● Written request
Work out how many lines in the entries contain the string "diagram", and give nothing but that number.

● Extracted data
◇ ◇ ◇ ◇
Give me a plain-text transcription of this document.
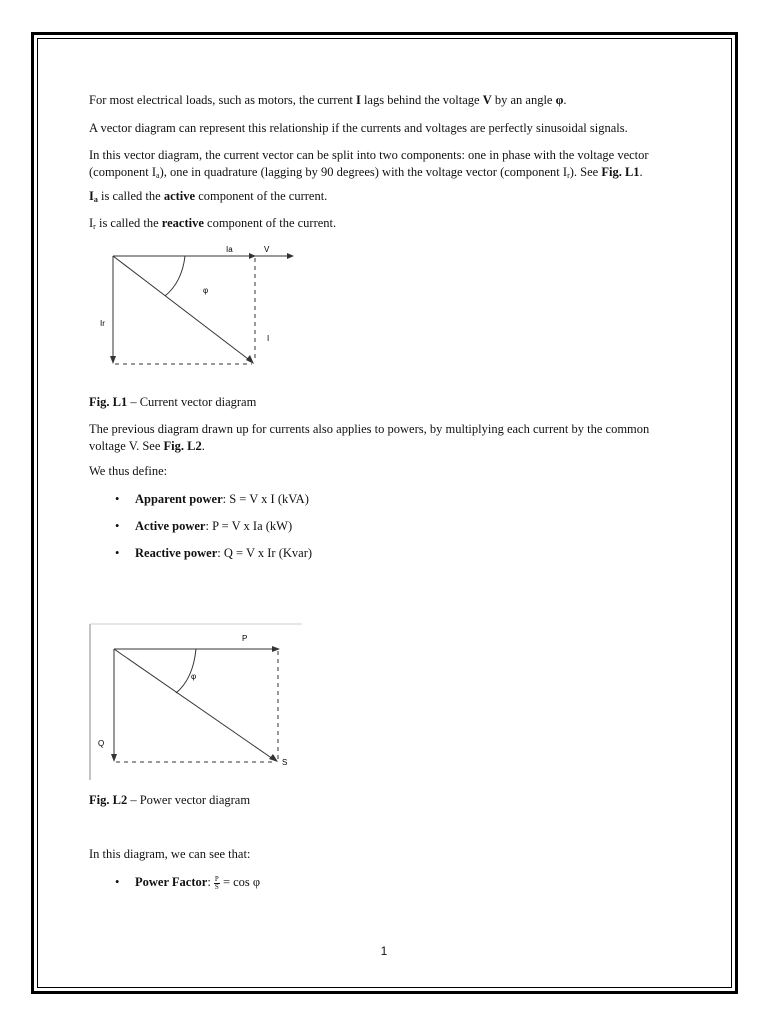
For most electrical loads, such as motors, the current I lags behind the voltage V by an angle φ.

A vector diagram can represent this relationship if the currents and voltages are perfectly sinusoidal signals.

In this vector diagram, the current vector can be split into two components: one in phase with the voltage vector (component $I_a$), one in quadrature (lagging by 90 degrees) with the voltage vector (component $I_r$). See Fig. L1.

$I_a$ is called the active component of the current.

$I_r$ is called the reactive component of the current.

Ia	V
φ
Ir
I
Fig. L1 – Current vector diagram

The previous diagram drawn up for currents also applies to powers, by multiplying each current by the common voltage V. See Fig. L2.

We thus define:

• Apparent power: S = V x I (kVA)
• Active power: P = V x Ia (kW)
• Reactive power: Q = V x Ir (Kvar)
P
φ
Q
S
Fig. L2 – Power vector diagram

In this diagram, we can see that:

• Power Factor: $\frac{P}{S} = \cos \varphi$
1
◇ ◇ ◇ ◇
● Solved problem
6